→ **WORK REQUIRED**
Check every line below for the word "JSON" and show those that hold it.

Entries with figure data
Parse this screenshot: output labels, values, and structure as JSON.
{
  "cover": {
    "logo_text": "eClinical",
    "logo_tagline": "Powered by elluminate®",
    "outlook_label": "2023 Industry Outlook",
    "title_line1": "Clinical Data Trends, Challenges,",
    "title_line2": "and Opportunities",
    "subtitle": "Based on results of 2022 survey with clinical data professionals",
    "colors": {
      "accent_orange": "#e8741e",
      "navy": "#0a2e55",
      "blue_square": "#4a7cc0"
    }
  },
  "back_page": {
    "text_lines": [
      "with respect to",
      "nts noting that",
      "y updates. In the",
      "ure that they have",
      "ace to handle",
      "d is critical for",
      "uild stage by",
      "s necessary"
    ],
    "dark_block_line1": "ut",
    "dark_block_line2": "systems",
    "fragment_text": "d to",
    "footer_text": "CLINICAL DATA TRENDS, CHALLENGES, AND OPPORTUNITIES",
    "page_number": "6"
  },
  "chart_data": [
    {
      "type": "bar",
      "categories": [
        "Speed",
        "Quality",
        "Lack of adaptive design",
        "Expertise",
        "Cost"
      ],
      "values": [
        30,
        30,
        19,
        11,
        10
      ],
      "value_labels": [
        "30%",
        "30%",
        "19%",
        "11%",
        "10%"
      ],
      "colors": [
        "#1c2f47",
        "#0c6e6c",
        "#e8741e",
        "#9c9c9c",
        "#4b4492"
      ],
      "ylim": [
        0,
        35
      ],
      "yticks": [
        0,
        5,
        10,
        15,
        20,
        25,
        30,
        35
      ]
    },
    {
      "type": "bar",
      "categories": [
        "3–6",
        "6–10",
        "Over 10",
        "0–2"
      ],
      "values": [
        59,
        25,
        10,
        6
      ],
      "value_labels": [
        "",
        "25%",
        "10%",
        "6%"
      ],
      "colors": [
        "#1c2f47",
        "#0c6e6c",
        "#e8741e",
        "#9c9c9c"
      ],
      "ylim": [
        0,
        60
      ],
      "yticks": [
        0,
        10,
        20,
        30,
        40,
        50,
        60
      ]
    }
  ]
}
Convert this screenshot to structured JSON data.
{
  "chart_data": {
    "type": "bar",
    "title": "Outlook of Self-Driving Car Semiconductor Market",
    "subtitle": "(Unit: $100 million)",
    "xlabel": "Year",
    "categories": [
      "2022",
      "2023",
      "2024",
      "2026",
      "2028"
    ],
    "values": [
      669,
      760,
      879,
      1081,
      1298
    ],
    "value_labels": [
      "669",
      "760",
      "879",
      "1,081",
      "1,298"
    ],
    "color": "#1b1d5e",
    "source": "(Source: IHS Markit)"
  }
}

→ **WRITTEN REPLY**
Parse this screenshot: output labels, values, and structure as JSON.
Convert this screenshot to structured JSON data.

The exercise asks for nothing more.